> [WHAT IS NEEDED] Reproduce word for word every line from the one containing "legend: Raw Data" through the end of the entries, including both of those lines.

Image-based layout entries
━━━━━━━━━━━━━━━━━━━━━━━━━━━━━━
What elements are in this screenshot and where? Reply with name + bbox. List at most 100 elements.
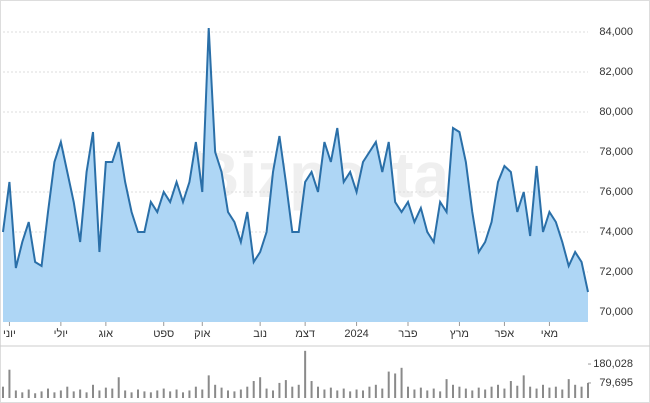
- volume-bar: [272, 390, 274, 398]
- volume-bar: [374, 384, 377, 398]
- volume-bar: [53, 392, 56, 398]
- volume-bar: [143, 391, 146, 398]
- volume-bar: [156, 390, 159, 398]
- volume-bar: [407, 386, 409, 398]
- volume-bar: [194, 386, 197, 398]
- volume-bar: [362, 390, 364, 398]
- volume-bar: [59, 390, 62, 398]
- volume-bar: [284, 380, 287, 398]
- y-tick-label: 79,695: [599, 377, 633, 389]
- volume-bar: [554, 386, 557, 398]
- volume-bar: [2, 386, 4, 398]
- volume-bar: [329, 387, 332, 398]
- y-tick-label: 74,000: [599, 226, 633, 238]
- volume-bar: [342, 388, 345, 398]
- volume-bar: [561, 389, 564, 398]
- volume-bar: [265, 388, 268, 398]
- volume-bar: [574, 384, 577, 398]
- volume-bar: [317, 386, 319, 398]
- y-tick-label: 82,000: [599, 66, 633, 78]
- y-tick-label: 78,000: [599, 146, 633, 158]
- y-tick-label: 180,028: [593, 358, 633, 370]
- x-tick-label: יוני: [3, 328, 16, 340]
- volume-bar: [336, 390, 339, 398]
- volume-bar: [580, 386, 583, 398]
- volume-bar: [201, 389, 204, 398]
- volume-bar: [567, 379, 570, 398]
- volume-bar: [355, 389, 358, 398]
- volume-bar: [548, 387, 551, 398]
- volume-bar: [239, 389, 242, 398]
- x-tick-label: אוק: [194, 328, 210, 340]
- volume-bar: [432, 388, 435, 398]
- x-tick-label: מאי: [541, 328, 558, 340]
- volume-bar: [104, 387, 107, 398]
- volume-bar: [182, 392, 184, 398]
- y-tick-label: 72,000: [599, 266, 633, 278]
- volume-bar: [34, 393, 37, 398]
- volume-bar: [92, 384, 94, 398]
- volume-bar: [66, 386, 69, 398]
- volume-bar: [72, 391, 75, 398]
- volume-bar: [252, 381, 255, 398]
- volume-bar: [47, 388, 49, 398]
- volume-bar: [503, 388, 506, 398]
- volume-bar: [323, 389, 326, 398]
- volume-bar: [387, 371, 390, 398]
- x-tick-label: יולי: [54, 327, 68, 340]
- volume-bar: [21, 392, 24, 398]
- volume-bar: [227, 390, 229, 398]
- volume-bar: [137, 389, 139, 398]
- volume-bar: [278, 382, 281, 398]
- x-tick-label: מרץ: [450, 328, 469, 340]
- volume-bar: [535, 388, 538, 398]
- volume-bar: [297, 384, 300, 398]
- volume-bar: [14, 390, 17, 398]
- volume-bar: [40, 391, 43, 398]
- volume-bar: [542, 384, 544, 398]
- volume-bar: [419, 387, 422, 398]
- volume-bar: [98, 390, 101, 398]
- volume-bar: [85, 392, 88, 398]
- x-tick-label: אפר: [495, 328, 515, 340]
- volume-bar: [291, 386, 294, 398]
- volume-bar: [246, 386, 249, 398]
- volume-bar: [111, 388, 114, 398]
- volume-bar: [413, 389, 416, 398]
- volume-bar: [207, 375, 210, 398]
- volume-bar: [464, 388, 467, 398]
- y-tick-label: 80,000: [599, 106, 633, 118]
- price-line: [2, 27, 589, 293]
- volume-bar: [426, 390, 429, 398]
- volume-bar: [452, 384, 454, 398]
- volume-bar: [169, 391, 172, 398]
- x-tick-label: פבר: [398, 328, 417, 340]
- volume-bar: [439, 391, 442, 398]
- volume-bar: [368, 386, 371, 398]
- volume-bar: [529, 386, 532, 398]
- volume-bar: [490, 386, 493, 398]
- volume-bar: [522, 375, 525, 398]
- volume-bar: [259, 377, 262, 398]
- volume-bar: [497, 384, 499, 398]
- volume-bar: [175, 389, 178, 398]
- volume-bar: [162, 388, 165, 398]
- volume-bar: [381, 388, 384, 398]
- volume-bar: [400, 367, 403, 398]
- volume-bar: [214, 384, 217, 398]
- volume-bar: [79, 389, 82, 398]
- volume-bar: [304, 350, 307, 398]
- volume-bar: [471, 390, 474, 398]
- x-tick-label: ספט: [153, 328, 174, 340]
- volume-bar: [310, 381, 313, 398]
- y-tick-label: 76,000: [599, 186, 633, 198]
- x-tick-label: 2024: [344, 328, 368, 340]
- volume-bar: [394, 373, 397, 398]
- area: [3, 28, 588, 322]
- volume-bar: [349, 391, 352, 398]
- volume-bar: [587, 382, 589, 398]
- y-tick-label: 70,000: [599, 306, 633, 318]
- volume-bar: [516, 385, 519, 398]
- volume-bar: [445, 379, 448, 398]
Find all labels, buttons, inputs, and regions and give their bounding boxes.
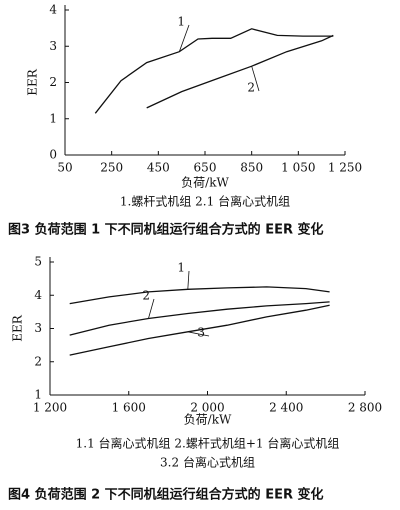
x-tick-label: 1 200 xyxy=(33,401,67,415)
x-tick-label: 2 800 xyxy=(348,401,382,415)
x-tick-label: 2 000 xyxy=(190,401,224,415)
x-tick-label: 1 250 xyxy=(328,161,362,175)
series-line xyxy=(69,286,330,305)
series-line xyxy=(69,304,330,356)
y-tick-label: 0 xyxy=(49,148,57,162)
x-tick-label: 250 xyxy=(100,161,123,175)
series-label: 2 xyxy=(247,81,255,95)
y-axis-label: EER xyxy=(26,68,40,96)
x-axis-label: 负荷/kW xyxy=(184,413,232,427)
series-line xyxy=(146,34,334,109)
label-leader xyxy=(187,270,190,290)
x-tick-label: 2 400 xyxy=(269,401,303,415)
series-label: 2 xyxy=(142,289,150,303)
x-tick-label: 1 050 xyxy=(281,161,315,175)
y-tick-label: 4 xyxy=(49,3,57,17)
legend-note: 1.1 台离心式机组 2.螺杆式机组+1 台离心式机组 xyxy=(76,436,340,451)
y-tick-label: 3 xyxy=(49,39,57,53)
series-label: 1 xyxy=(177,261,185,275)
series-label: 1 xyxy=(177,15,185,29)
y-tick-label: 3 xyxy=(34,321,42,335)
legend-note: 1.螺杆式机组 2.1 台离心式机组 xyxy=(120,194,290,209)
series-line xyxy=(69,301,330,336)
x-tick-label: 850 xyxy=(240,161,263,175)
x-tick-label: 450 xyxy=(147,161,170,175)
y-tick-label: 1 xyxy=(49,111,57,125)
label-leader xyxy=(178,24,190,52)
caption: 图4 负荷范围 2 下不同机组运行组合方式的 EER 变化 xyxy=(8,487,324,503)
y-tick-label: 1 xyxy=(34,388,42,402)
y-tick-label: 2 xyxy=(34,354,42,368)
series-line xyxy=(94,28,334,114)
series-label: 3 xyxy=(197,326,205,340)
label-leader xyxy=(251,66,260,92)
x-axis-label: 负荷/kW xyxy=(181,176,229,190)
caption: 图3 负荷范围 1 下不同机组运行组合方式的 EER 变化 xyxy=(8,222,324,238)
y-axis-label: EER xyxy=(11,314,25,342)
y-tick-label: 2 xyxy=(49,75,57,89)
legend-note: 3.2 台离心式机组 xyxy=(160,455,255,470)
x-tick-label: 50 xyxy=(57,161,72,175)
label-leader xyxy=(187,331,210,337)
y-tick-label: 4 xyxy=(34,288,42,302)
label-leader xyxy=(148,298,155,319)
x-tick-label: 650 xyxy=(194,161,217,175)
x-tick-label: 1 600 xyxy=(112,401,146,415)
y-tick-label: 5 xyxy=(34,255,42,269)
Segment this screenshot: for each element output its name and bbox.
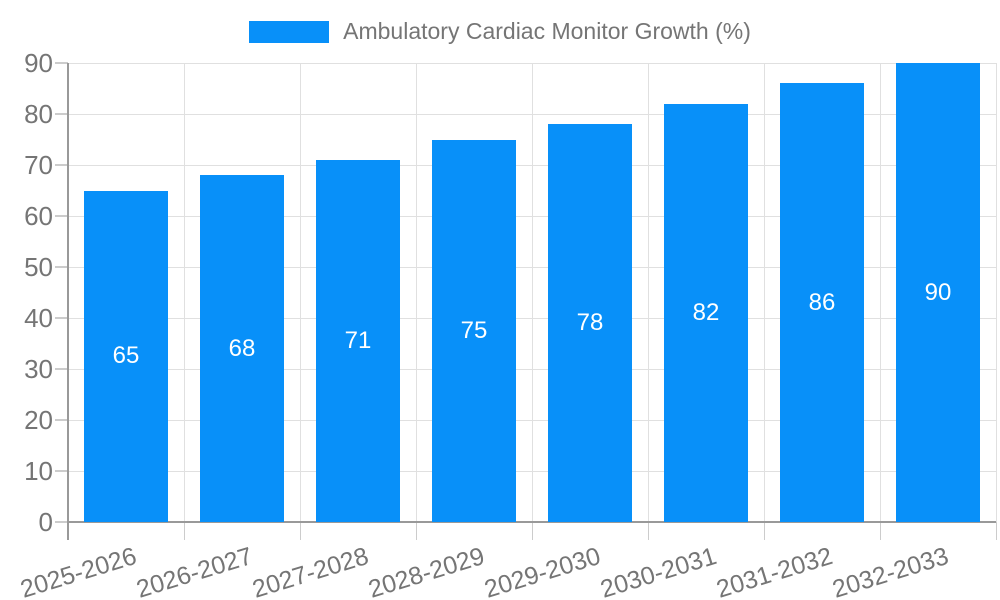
y-tick-mark (55, 215, 68, 217)
x-tick-mark (879, 522, 881, 540)
bar: 68 (200, 175, 284, 522)
bar-value-label: 78 (576, 309, 604, 337)
v-gridline (531, 63, 533, 522)
bar-value-label: 90 (924, 278, 952, 306)
y-axis-line (67, 63, 69, 540)
bar: 65 (84, 190, 168, 522)
bar: 86 (780, 83, 864, 522)
x-tick-mark (995, 522, 997, 540)
x-tick-label: 2030-2031 (597, 542, 721, 600)
v-gridline (763, 63, 765, 522)
y-tick-mark (55, 317, 68, 319)
bar: 90 (896, 63, 980, 522)
x-tick-mark (647, 522, 649, 540)
y-tick-label: 50 (24, 252, 53, 282)
x-tick-label: 2029-2030 (481, 542, 605, 600)
y-tick-mark (55, 470, 68, 472)
y-tick-label: 80 (24, 99, 53, 129)
legend-label: Ambulatory Cardiac Monitor Growth (%) (343, 18, 751, 44)
x-tick-mark (183, 522, 185, 540)
v-gridline (995, 63, 997, 522)
legend: Ambulatory Cardiac Monitor Growth (%) (0, 18, 1000, 45)
bar-value-label: 75 (460, 316, 488, 344)
bar: 78 (548, 124, 632, 522)
v-gridline (415, 63, 417, 522)
y-tick-mark (55, 164, 68, 166)
x-tick-label: 2026-2027 (133, 542, 257, 600)
v-gridline (183, 63, 185, 522)
y-tick-mark (55, 113, 68, 115)
x-tick-label: 2031-2032 (713, 542, 837, 600)
bar-value-label: 82 (692, 298, 720, 326)
v-gridline (879, 63, 881, 522)
y-tick-label: 90 (24, 48, 53, 78)
y-tick-mark (55, 266, 68, 268)
y-tick-mark (55, 419, 68, 421)
x-tick-label: 2028-2029 (365, 542, 489, 600)
bar-value-label: 71 (344, 326, 372, 354)
bar: 75 (432, 139, 516, 522)
x-tick-mark (415, 522, 417, 540)
y-tick-label: 30 (24, 354, 53, 384)
legend-swatch (249, 20, 330, 43)
x-tick-label: 2027-2028 (249, 542, 373, 600)
y-tick-label: 70 (24, 150, 53, 180)
y-tick-label: 40 (24, 303, 53, 333)
y-tick-label: 60 (24, 201, 53, 231)
x-tick-label: 2025-2026 (17, 542, 141, 600)
bar-value-label: 68 (228, 334, 256, 362)
y-tick-mark (55, 62, 68, 64)
bar-value-label: 65 (112, 342, 140, 370)
y-tick-label: 0 (38, 507, 53, 537)
y-tick-mark (55, 368, 68, 370)
y-tick-label: 20 (24, 405, 53, 435)
y-tick-label: 10 (24, 456, 53, 486)
v-gridline (647, 63, 649, 522)
x-tick-label: 2032-2033 (829, 542, 953, 600)
x-tick-mark (531, 522, 533, 540)
bar-value-label: 86 (808, 288, 836, 316)
x-tick-mark (299, 522, 301, 540)
v-gridline (299, 63, 301, 522)
y-tick-mark (55, 521, 68, 523)
bar: 71 (316, 159, 400, 522)
bar: 82 (664, 103, 748, 522)
x-axis-line (68, 521, 996, 523)
x-tick-mark (763, 522, 765, 540)
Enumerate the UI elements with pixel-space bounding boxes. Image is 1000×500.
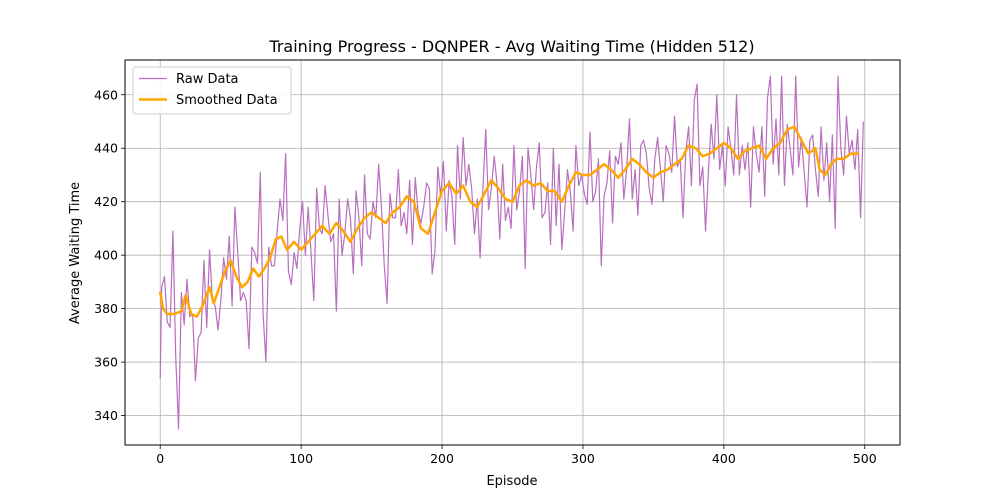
legend: Raw Data Smoothed Data <box>132 66 292 115</box>
plot-frame <box>124 59 901 446</box>
y-tick-label: 460 <box>94 87 118 102</box>
y-tick-label: 340 <box>94 408 118 423</box>
x-tick-label: 100 <box>289 451 313 466</box>
smoothed-data-line <box>158 125 859 318</box>
chart-title: Training Progress - DQNPER - Avg Waiting… <box>268 37 754 56</box>
y-tick-label: 380 <box>94 301 118 316</box>
y-tick-label: 360 <box>94 355 118 370</box>
x-tick-label: 500 <box>853 451 877 466</box>
y-tick-label: 440 <box>94 141 118 156</box>
raw-data-line <box>159 75 864 430</box>
x-tick-label: 300 <box>571 451 595 466</box>
y-axis-label: Average Waiting Time <box>68 182 83 324</box>
y-tick-label: 400 <box>94 248 118 263</box>
legend-smoothed-label: Smoothed Data <box>176 93 278 108</box>
legend-raw-label: Raw Data <box>176 72 239 87</box>
x-tick-label: 200 <box>430 451 454 466</box>
x-tick-label: 0 <box>156 451 164 466</box>
legend-box <box>132 66 292 115</box>
x-axis-label: Episode <box>486 474 537 489</box>
y-tick-label: 420 <box>94 194 118 209</box>
x-tick-label: 400 <box>712 451 736 466</box>
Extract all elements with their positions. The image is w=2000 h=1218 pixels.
━━━━━━━━━━━━━━━━━━━━━━━━━━━━━━
> [WRITTEN SOLUTION]
legend: Raw Data Smoothed Data <box>132 66 292 115</box>
plot-frame <box>124 59 901 446</box>
y-tick-label: 460 <box>94 87 118 102</box>
y-tick-label: 340 <box>94 408 118 423</box>
x-tick-label: 100 <box>289 451 313 466</box>
smoothed-data-line <box>158 125 859 318</box>
chart-title: Training Progress - DQNPER - Avg Waiting… <box>268 37 754 56</box>
y-tick-label: 380 <box>94 301 118 316</box>
y-tick-label: 360 <box>94 355 118 370</box>
x-tick-label: 500 <box>853 451 877 466</box>
y-tick-label: 440 <box>94 141 118 156</box>
raw-data-line <box>159 75 864 430</box>
x-tick-label: 300 <box>571 451 595 466</box>
y-axis-label: Average Waiting Time <box>68 182 83 324</box>
y-tick-label: 400 <box>94 248 118 263</box>
legend-smoothed-label: Smoothed Data <box>176 93 278 108</box>
legend-raw-label: Raw Data <box>176 72 239 87</box>
x-tick-label: 200 <box>430 451 454 466</box>
x-tick-label: 0 <box>156 451 164 466</box>
legend-box <box>132 66 292 115</box>
x-axis-label: Episode <box>486 474 537 489</box>
y-tick-label: 420 <box>94 194 118 209</box>
x-tick-label: 400 <box>712 451 736 466</box>
Extract all elements with their positions. The image is w=2000 h=1218 pixels.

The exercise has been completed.